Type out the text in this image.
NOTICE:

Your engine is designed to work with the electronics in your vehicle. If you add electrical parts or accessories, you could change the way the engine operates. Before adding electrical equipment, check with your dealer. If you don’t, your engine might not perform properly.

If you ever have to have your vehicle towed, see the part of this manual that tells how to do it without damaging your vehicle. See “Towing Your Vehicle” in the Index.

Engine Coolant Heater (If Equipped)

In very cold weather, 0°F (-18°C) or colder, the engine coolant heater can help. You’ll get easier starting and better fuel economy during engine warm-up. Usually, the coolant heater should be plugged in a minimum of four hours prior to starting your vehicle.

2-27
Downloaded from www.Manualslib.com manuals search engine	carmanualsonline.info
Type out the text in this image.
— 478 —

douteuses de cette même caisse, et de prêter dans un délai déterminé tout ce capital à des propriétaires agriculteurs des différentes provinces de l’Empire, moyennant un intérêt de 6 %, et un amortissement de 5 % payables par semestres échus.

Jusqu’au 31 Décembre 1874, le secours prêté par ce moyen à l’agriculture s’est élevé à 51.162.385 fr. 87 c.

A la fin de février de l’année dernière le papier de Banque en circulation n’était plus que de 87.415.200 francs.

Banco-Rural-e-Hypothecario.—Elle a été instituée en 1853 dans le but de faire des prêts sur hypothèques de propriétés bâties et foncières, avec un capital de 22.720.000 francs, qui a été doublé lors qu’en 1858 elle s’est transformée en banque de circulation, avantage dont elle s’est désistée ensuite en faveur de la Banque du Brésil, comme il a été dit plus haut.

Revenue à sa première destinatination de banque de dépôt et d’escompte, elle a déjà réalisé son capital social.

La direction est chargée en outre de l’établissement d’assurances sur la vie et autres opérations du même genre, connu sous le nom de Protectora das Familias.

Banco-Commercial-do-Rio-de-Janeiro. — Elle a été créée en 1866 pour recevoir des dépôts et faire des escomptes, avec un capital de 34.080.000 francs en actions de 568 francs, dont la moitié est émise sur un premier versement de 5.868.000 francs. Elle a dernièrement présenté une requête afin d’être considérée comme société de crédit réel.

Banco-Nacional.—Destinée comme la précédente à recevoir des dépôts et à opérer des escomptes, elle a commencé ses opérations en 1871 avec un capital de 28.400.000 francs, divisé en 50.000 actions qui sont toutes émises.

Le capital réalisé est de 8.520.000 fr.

▶ [Set exercise]: Every entry should be printed again exactly as written.

▶ [Result below]:
Type out the text in this image.
NOTICE:

Your engine is designed to work with the electronics in your vehicle. If you add electrical parts or accessories, you could change the way the engine operates. Before adding electrical equipment, check with your dealer. If you don’t, your engine might not perform properly.

If you ever have to have your vehicle towed, see the part of this manual that tells how to do it without damaging your vehicle. See “Towing Your Vehicle” in the Index.

Engine Coolant Heater (If Equipped)

In very cold weather, 0°F (-18°C) or colder, the engine coolant heater can help. You’ll get easier starting and better fuel economy during engine warm-up. Usually, the coolant heater should be plugged in a minimum of four hours prior to starting your vehicle.

2-27
Downloaded from www.Manualslib.com manuals search engine	carmanualsonline.info
Type out the text in this image.
— 478 —

douteuses de cette même caisse, et de prêter dans un délai déterminé tout ce capital à des propriétaires agriculteurs des différentes provinces de l’Empire, moyennant un intérêt de 6 %, et un amortissement de 5 % payables par semestres échus.

Jusqu’au 31 Décembre 1874, le secours prêté par ce moyen à l’agriculture s’est élevé à 51.162.385 fr. 87 c.

A la fin de février de l’année dernière le papier de Banque en circulation n’était plus que de 87.415.200 francs.

Banco-Rural-e-Hypothecario.—Elle a été instituée en 1853 dans le but de faire des prêts sur hypothèques de propriétés bâties et foncières, avec un capital de 22.720.000 francs, qui a été doublé lors qu’en 1858 elle s’est transformée en banque de circulation, avantage dont elle s’est désistée ensuite en faveur de la Banque du Brésil, comme il a été dit plus haut.

Revenue à sa première destinatination de banque de dépôt et d’escompte, elle a déjà réalisé son capital social.

La direction est chargée en outre de l’établissement d’assurances sur la vie et autres opérations du même genre, connu sous le nom de Protectora das Familias.

Banco-Commercial-do-Rio-de-Janeiro. — Elle a été créée en 1866 pour recevoir des dépôts et faire des escomptes, avec un capital de 34.080.000 francs en actions de 568 francs, dont la moitié est émise sur un premier versement de 5.868.000 francs. Elle a dernièrement présenté une requête afin d’être considérée comme société de crédit réel.

Banco-Nacional.—Destinée comme la précédente à recevoir des dépôts et à opérer des escomptes, elle a commencé ses opérations en 1871 avec un capital de 28.400.000 francs, divisé en 50.000 actions qui sont toutes émises.

Le capital réalisé est de 8.520.000 fr.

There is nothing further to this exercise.